| BRIEF |
Retype each entry below, keeping every character the same.

| ROWS |
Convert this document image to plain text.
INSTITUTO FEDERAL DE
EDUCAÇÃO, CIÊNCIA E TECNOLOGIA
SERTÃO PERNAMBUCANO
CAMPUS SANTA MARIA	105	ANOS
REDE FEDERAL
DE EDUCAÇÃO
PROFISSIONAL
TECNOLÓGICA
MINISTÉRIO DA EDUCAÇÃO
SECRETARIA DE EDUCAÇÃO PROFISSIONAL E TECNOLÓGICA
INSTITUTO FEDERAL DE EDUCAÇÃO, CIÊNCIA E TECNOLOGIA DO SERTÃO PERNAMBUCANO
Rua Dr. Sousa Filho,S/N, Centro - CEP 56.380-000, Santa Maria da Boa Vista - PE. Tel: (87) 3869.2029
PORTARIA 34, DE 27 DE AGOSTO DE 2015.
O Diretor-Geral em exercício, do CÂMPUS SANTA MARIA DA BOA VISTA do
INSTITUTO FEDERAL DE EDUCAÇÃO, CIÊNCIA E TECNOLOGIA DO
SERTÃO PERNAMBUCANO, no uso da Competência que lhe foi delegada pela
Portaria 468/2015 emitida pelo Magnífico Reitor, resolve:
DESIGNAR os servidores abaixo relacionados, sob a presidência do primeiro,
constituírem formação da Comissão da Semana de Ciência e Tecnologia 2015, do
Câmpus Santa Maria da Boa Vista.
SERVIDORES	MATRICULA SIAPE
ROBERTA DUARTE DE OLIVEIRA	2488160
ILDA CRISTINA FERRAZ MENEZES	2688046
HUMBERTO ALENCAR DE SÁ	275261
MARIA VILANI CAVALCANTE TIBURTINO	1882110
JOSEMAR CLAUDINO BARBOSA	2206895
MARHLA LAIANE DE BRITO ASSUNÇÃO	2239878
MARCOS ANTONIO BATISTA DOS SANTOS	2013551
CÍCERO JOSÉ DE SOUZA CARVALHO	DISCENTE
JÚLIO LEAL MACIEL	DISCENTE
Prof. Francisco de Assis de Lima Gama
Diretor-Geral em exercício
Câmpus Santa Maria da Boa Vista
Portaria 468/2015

| RESPONSE FOR THIS EXERCISE |
Convert this document image to plain text.
INSTITUTO FEDERAL DE
EDUCAÇÃO, CIÊNCIA E TECNOLOGIA
SERTÃO PERNAMBUCANO
CAMPUS SANTA MARIA	105	ANOS
REDE FEDERAL
DE EDUCAÇÃO
PROFISSIONAL
TECNOLÓGICA
MINISTÉRIO DA EDUCAÇÃO
SECRETARIA DE EDUCAÇÃO PROFISSIONAL E TECNOLÓGICA
INSTITUTO FEDERAL DE EDUCAÇÃO, CIÊNCIA E TECNOLOGIA DO SERTÃO PERNAMBUCANO
Rua Dr. Sousa Filho,S/N, Centro - CEP 56.380-000, Santa Maria da Boa Vista - PE. Tel: (87) 3869.2029
PORTARIA 34, DE 27 DE AGOSTO DE 2015.
O Diretor-Geral em exercício, do CÂMPUS SANTA MARIA DA BOA VISTA do
INSTITUTO FEDERAL DE EDUCAÇÃO, CIÊNCIA E TECNOLOGIA DO
SERTÃO PERNAMBUCANO, no uso da Competência que lhe foi delegada pela
Portaria 468/2015 emitida pelo Magnífico Reitor, resolve:
DESIGNAR os servidores abaixo relacionados, sob a presidência do primeiro,
constituírem formação da Comissão da Semana de Ciência e Tecnologia 2015, do
Câmpus Santa Maria da Boa Vista.
SERVIDORES	MATRICULA SIAPE
ROBERTA DUARTE DE OLIVEIRA	2488160
ILDA CRISTINA FERRAZ MENEZES	2688046
HUMBERTO ALENCAR DE SÁ	275261
MARIA VILANI CAVALCANTE TIBURTINO	1882110
JOSEMAR CLAUDINO BARBOSA	2206895
MARHLA LAIANE DE BRITO ASSUNÇÃO	2239878
MARCOS ANTONIO BATISTA DOS SANTOS	2013551
CÍCERO JOSÉ DE SOUZA CARVALHO	DISCENTE
JÚLIO LEAL MACIEL	DISCENTE
Prof. Francisco de Assis de Lima Gama
Diretor-Geral em exercício
Câmpus Santa Maria da Boa Vista
Portaria 468/2015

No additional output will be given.